- **TO BE DONE**:
Write out every line of the material as it stands, apart from the pictures.

- **SOURCE RECORDS**:
::::::::
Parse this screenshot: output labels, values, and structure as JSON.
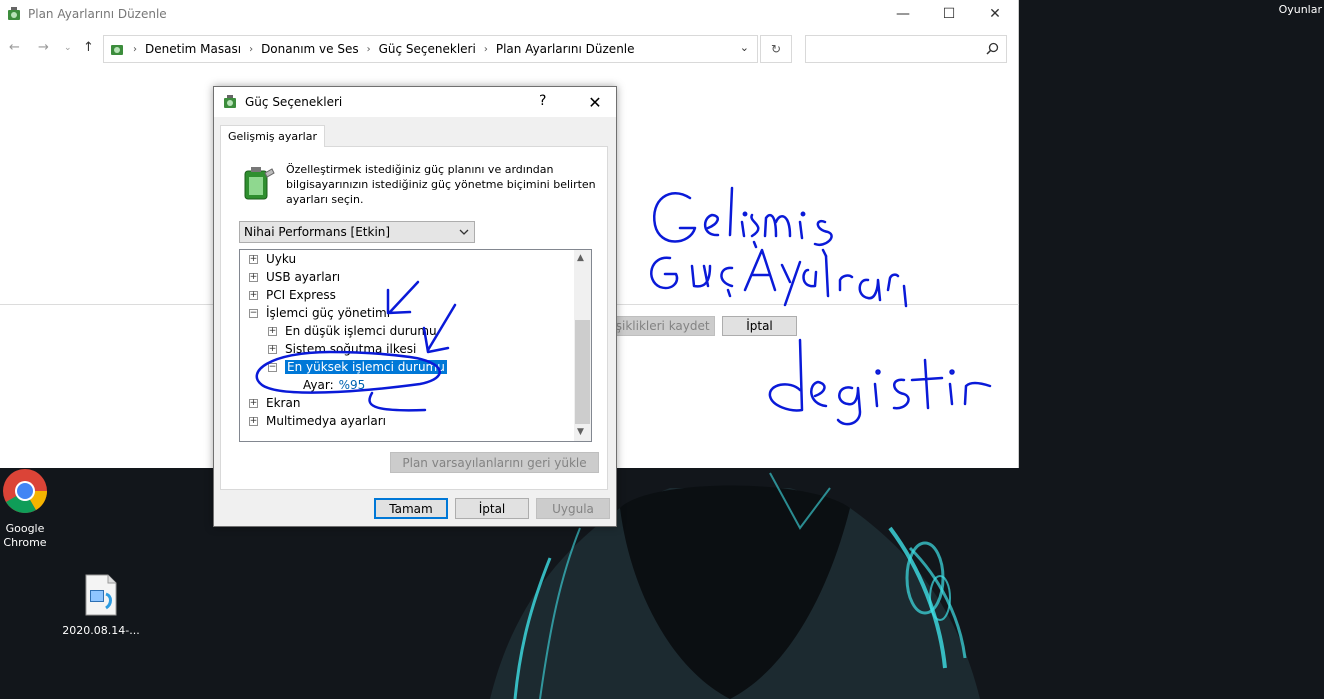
{
  "desktop": {
    "corner_label": "Oyunlar",
    "icons": [
      {
        "label": "Google Chrome"
      },
      {
        "label": "2020.08.14-..."
      }
    ]
  },
  "explorer": {
    "title": "Plan Ayarlarını Düzenle",
    "breadcrumb": [
      "Denetim Masası",
      "Donanım ve Ses",
      "Güç Seçenekleri",
      "Plan Ayarlarını Düzenle"
    ],
    "search_placeholder": "",
    "bg_buttons": {
      "save": "ışiklikleri kaydet",
      "cancel": "İptal"
    }
  },
  "dialog": {
    "title": "Güç Seçenekleri",
    "help": "?",
    "tab": "Gelişmiş ayarlar",
    "intro": "Özelleştirmek istediğiniz güç planını ve ardından bilgisayarınızın istediğiniz güç yönetme biçimini belirten ayarları seçin.",
    "plan_selected": "Nihai Performans [Etkin]",
    "tree": [
      {
        "label": "Uyku",
        "expander": "+"
      },
      {
        "label": "USB ayarları",
        "expander": "+"
      },
      {
        "label": "PCI Express",
        "expander": "+"
      },
      {
        "label": "İşlemci güç yönetimi",
        "expander": "−"
      },
      {
        "label": "En düşük işlemci durumu",
        "expander": "+"
      },
      {
        "label": "Sistem soğutma ilkesi",
        "expander": "+"
      },
      {
        "label": "En yüksek işlemci durumu",
        "expander": "−"
      },
      {
        "label": "Ayar:",
        "value": "%95"
      },
      {
        "label": "Ekran",
        "expander": "+"
      },
      {
        "label": "Multimedya ayarları",
        "expander": "+"
      }
    ],
    "restore_button": "Plan varsayılanlarını geri yükle",
    "ok_button": "Tamam",
    "cancel_button": "İptal",
    "apply_button": "Uygula"
  },
  "colors": {
    "selection": "#0078d7",
    "ink": "#0a1ad8",
    "glow": "#3fe0e6"
  }
}
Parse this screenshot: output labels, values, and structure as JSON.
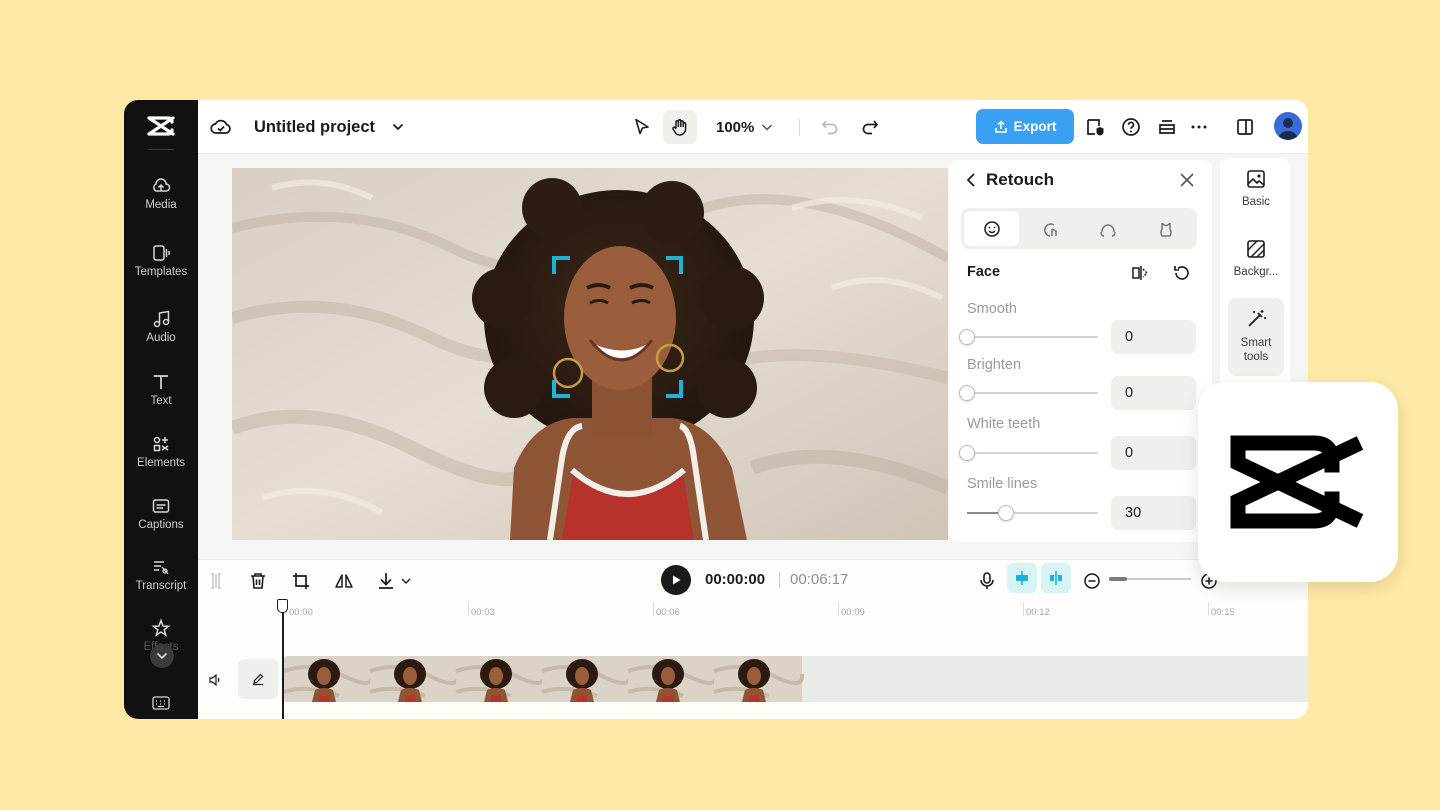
{
  "sidebar": {
    "items": [
      {
        "label": "Media",
        "icon": "cloud-upload-icon"
      },
      {
        "label": "Templates",
        "icon": "templates-icon"
      },
      {
        "label": "Audio",
        "icon": "music-note-icon"
      },
      {
        "label": "Text",
        "icon": "text-t-icon"
      },
      {
        "label": "Elements",
        "icon": "elements-icon"
      },
      {
        "label": "Captions",
        "icon": "captions-icon"
      },
      {
        "label": "Transcript",
        "icon": "transcript-icon"
      },
      {
        "label": "Effects",
        "icon": "effects-star-icon"
      }
    ]
  },
  "topbar": {
    "project_title": "Untitled project",
    "zoom": "100%",
    "export_label": "Export"
  },
  "retouch": {
    "title": "Retouch",
    "section": "Face",
    "sliders": [
      {
        "label": "Smooth",
        "value": "0",
        "fraction": 0
      },
      {
        "label": "Brighten",
        "value": "0",
        "fraction": 0
      },
      {
        "label": "White teeth",
        "value": "0",
        "fraction": 0
      },
      {
        "label": "Smile lines",
        "value": "30",
        "fraction": 0.3
      }
    ]
  },
  "rail": {
    "items": [
      {
        "label": "Basic"
      },
      {
        "label": "Backgr..."
      },
      {
        "label": "Smart tools"
      }
    ]
  },
  "timeline": {
    "current_time": "00:00:00",
    "total_time": "00:06:17",
    "ruler": [
      "00:00",
      "00:03",
      "00:06",
      "00:09",
      "00:12",
      "00:15"
    ]
  },
  "colors": {
    "background": "#ffe9a6",
    "export": "#3aa1f2",
    "face_frame": "#19b4d6"
  }
}
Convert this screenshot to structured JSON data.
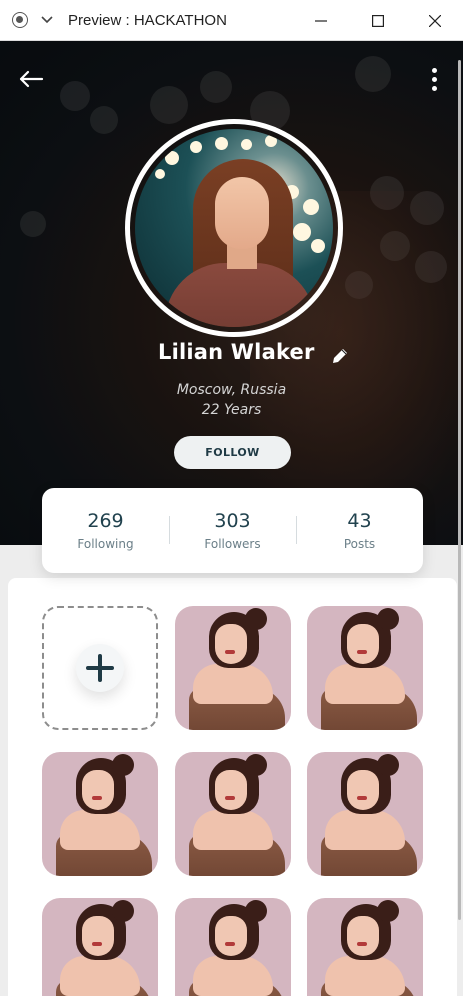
{
  "window": {
    "title": "Preview : HACKATHON",
    "icons": [
      "app-icon",
      "chevron-down-icon",
      "minimize-icon",
      "maximize-icon",
      "close-icon"
    ]
  },
  "header": {
    "icons": [
      "back-arrow-icon",
      "more-vertical-icon"
    ]
  },
  "profile": {
    "name": "Lilian Wlaker",
    "location": "Moscow, Russia",
    "age": "22 Years",
    "follow_label": "FOLLOW",
    "edit_icon": "pencil-icon"
  },
  "stats": [
    {
      "value": "269",
      "label": "Following"
    },
    {
      "value": "303",
      "label": "Followers"
    },
    {
      "value": "43",
      "label": "Posts"
    }
  ],
  "gallery": {
    "add_icon": "plus-icon",
    "photo_count": 8
  },
  "colors": {
    "accent": "#1f3a45",
    "follow_bg": "#eef1f2",
    "panel_bg": "#ededed",
    "photo_bg": "#d4b6c0"
  }
}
::::::::
- **ANSWER TO THIS PROBLEM**:
Parse this screenshot: output labels, values, and structure as JSON.
{
  "desktop": {
    "corner_label": "Oyunlar",
    "icons": [
      {
        "label": "Google Chrome"
      },
      {
        "label": "2020.08.14-..."
      }
    ]
  },
  "explorer": {
    "title": "Plan Ayarlarını Düzenle",
    "breadcrumb": [
      "Denetim Masası",
      "Donanım ve Ses",
      "Güç Seçenekleri",
      "Plan Ayarlarını Düzenle"
    ],
    "search_placeholder": "",
    "bg_buttons": {
      "save": "ışiklikleri kaydet",
      "cancel": "İptal"
    }
  },
  "dialog": {
    "title": "Güç Seçenekleri",
    "help": "?",
    "tab": "Gelişmiş ayarlar",
    "intro": "Özelleştirmek istediğiniz güç planını ve ardından bilgisayarınızın istediğiniz güç yönetme biçimini belirten ayarları seçin.",
    "plan_selected": "Nihai Performans [Etkin]",
    "tree": [
      {
        "label": "Uyku",
        "expander": "+"
      },
      {
        "label": "USB ayarları",
        "expander": "+"
      },
      {
        "label": "PCI Express",
        "expander": "+"
      },
      {
        "label": "İşlemci güç yönetimi",
        "expander": "−"
      },
      {
        "label": "En düşük işlemci durumu",
        "expander": "+"
      },
      {
        "label": "Sistem soğutma ilkesi",
        "expander": "+"
      },
      {
        "label": "En yüksek işlemci durumu",
        "expander": "−"
      },
      {
        "label": "Ayar:",
        "value": "%95"
      },
      {
        "label": "Ekran",
        "expander": "+"
      },
      {
        "label": "Multimedya ayarları",
        "expander": "+"
      }
    ],
    "restore_button": "Plan varsayılanlarını geri yükle",
    "ok_button": "Tamam",
    "cancel_button": "İptal",
    "apply_button": "Uygula"
  },
  "colors": {
    "selection": "#0078d7",
    "ink": "#0a1ad8",
    "glow": "#3fe0e6"
  }
}
Parse this screenshot: output labels, values, and structure as JSON.
{
  "sidebar": {
    "items": [
      {
        "label": "Media",
        "icon": "cloud-upload-icon"
      },
      {
        "label": "Templates",
        "icon": "templates-icon"
      },
      {
        "label": "Audio",
        "icon": "music-note-icon"
      },
      {
        "label": "Text",
        "icon": "text-t-icon"
      },
      {
        "label": "Elements",
        "icon": "elements-icon"
      },
      {
        "label": "Captions",
        "icon": "captions-icon"
      },
      {
        "label": "Transcript",
        "icon": "transcript-icon"
      },
      {
        "label": "Effects",
        "icon": "effects-star-icon"
      }
    ]
  },
  "topbar": {
    "project_title": "Untitled project",
    "zoom": "100%",
    "export_label": "Export"
  },
  "retouch": {
    "title": "Retouch",
    "section": "Face",
    "sliders": [
      {
        "label": "Smooth",
        "value": "0",
        "fraction": 0
      },
      {
        "label": "Brighten",
        "value": "0",
        "fraction": 0
      },
      {
        "label": "White teeth",
        "value": "0",
        "fraction": 0
      },
      {
        "label": "Smile lines",
        "value": "30",
        "fraction": 0.3
      }
    ]
  },
  "rail": {
    "items": [
      {
        "label": "Basic"
      },
      {
        "label": "Backgr..."
      },
      {
        "label": "Smart tools"
      }
    ]
  },
  "timeline": {
    "current_time": "00:00:00",
    "total_time": "00:06:17",
    "ruler": [
      "00:00",
      "00:03",
      "00:06",
      "00:09",
      "00:12",
      "00:15"
    ]
  },
  "colors": {
    "background": "#ffe9a6",
    "export": "#3aa1f2",
    "face_frame": "#19b4d6"
  }
}
Convert this screenshot to structured JSON data.
{
  "window": {
    "title": "Preview : HACKATHON",
    "icons": [
      "app-icon",
      "chevron-down-icon",
      "minimize-icon",
      "maximize-icon",
      "close-icon"
    ]
  },
  "header": {
    "icons": [
      "back-arrow-icon",
      "more-vertical-icon"
    ]
  },
  "profile": {
    "name": "Lilian Wlaker",
    "location": "Moscow, Russia",
    "age": "22 Years",
    "follow_label": "FOLLOW",
    "edit_icon": "pencil-icon"
  },
  "stats": [
    {
      "value": "269",
      "label": "Following"
    },
    {
      "value": "303",
      "label": "Followers"
    },
    {
      "value": "43",
      "label": "Posts"
    }
  ],
  "gallery": {
    "add_icon": "plus-icon",
    "photo_count": 8
  },
  "colors": {
    "accent": "#1f3a45",
    "follow_bg": "#eef1f2",
    "panel_bg": "#ededed",
    "photo_bg": "#d4b6c0"
  }
}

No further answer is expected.